• [Work to complete] Check each line of the records for "JSON"; collect those that have it.

=== Data for this task ===

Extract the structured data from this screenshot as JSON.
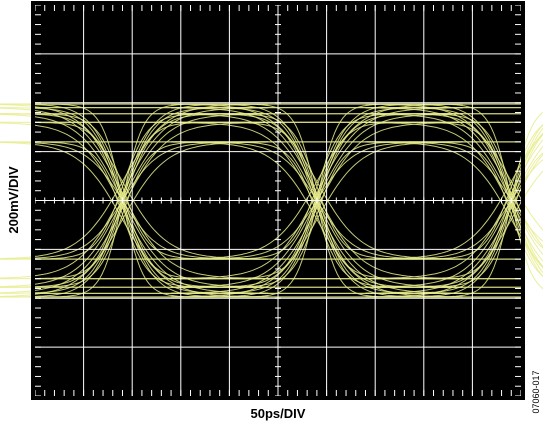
{
  "chart_data": {
    "type": "line",
    "title": "",
    "xlabel": "50ps/DIV",
    "ylabel": "200mV/DIV",
    "figure_id": "07060-017",
    "x_unit": "ps",
    "y_unit": "mV",
    "x_per_div": 50,
    "y_per_div": 200,
    "x_divisions": 10,
    "y_divisions": 8,
    "xlim": [
      -250,
      250
    ],
    "ylim": [
      -800,
      800
    ],
    "grid": true,
    "background": "#000000",
    "trace_color": "#e6ec8c",
    "grid_color": "#ffffff",
    "unit_interval_ps": 200,
    "crossing_times_ps": [
      -160,
      40,
      240
    ],
    "levels_mv": {
      "high": [
        395,
        380,
        355,
        320,
        240
      ],
      "low": [
        -395,
        -380,
        -355,
        -320,
        -240
      ]
    }
  }
}
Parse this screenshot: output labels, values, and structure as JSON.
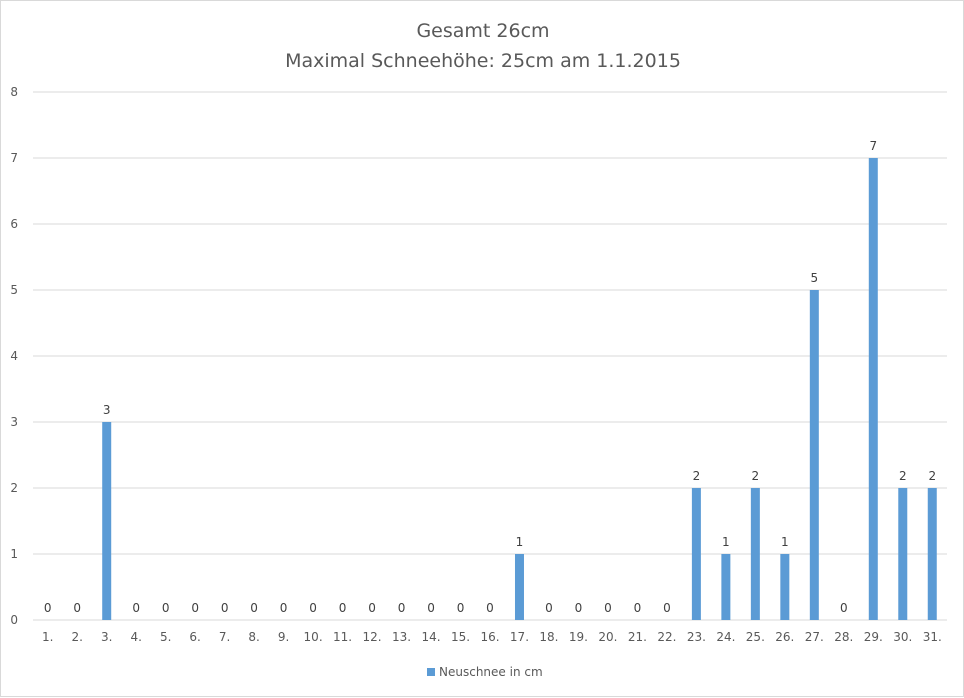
{
  "chart_data": {
    "type": "bar",
    "title": "Gesamt 26cm",
    "subtitle": "Maximal Schneehöhe: 25cm am 1.1.2015",
    "categories": [
      "1.",
      "2.",
      "3.",
      "4.",
      "5.",
      "6.",
      "7.",
      "8.",
      "9.",
      "10.",
      "11.",
      "12.",
      "13.",
      "14.",
      "15.",
      "16.",
      "17.",
      "18.",
      "19.",
      "20.",
      "21.",
      "22.",
      "23.",
      "24.",
      "25.",
      "26.",
      "27.",
      "28.",
      "29.",
      "30.",
      "31."
    ],
    "series": [
      {
        "name": "Neuschnee in cm",
        "values": [
          0,
          0,
          3,
          0,
          0,
          0,
          0,
          0,
          0,
          0,
          0,
          0,
          0,
          0,
          0,
          0,
          1,
          0,
          0,
          0,
          0,
          0,
          2,
          1,
          2,
          1,
          5,
          0,
          7,
          2,
          2
        ]
      }
    ],
    "ylim": [
      0,
      8
    ],
    "yticks": [
      0,
      1,
      2,
      3,
      4,
      5,
      6,
      7,
      8
    ],
    "xlabel": "",
    "ylabel": "",
    "grid": true,
    "data_labels": true,
    "legend_position": "bottom",
    "bar_color": "#5b9bd5",
    "grid_color": "#d9d9d9"
  }
}
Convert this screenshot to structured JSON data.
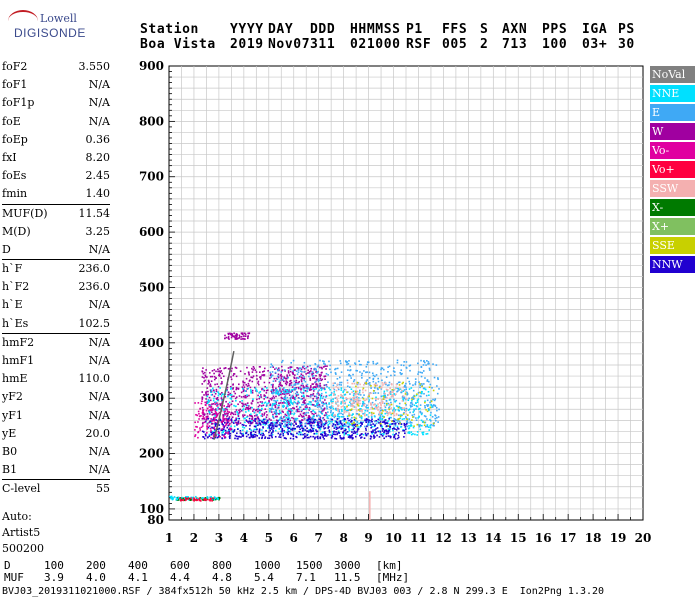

===

• [Result of the task]
Extract the structured data from this screenshot as JSON.
Parse this screenshot: output labels, values, and structure as JSON.
Convert this screenshot to structured JSON data.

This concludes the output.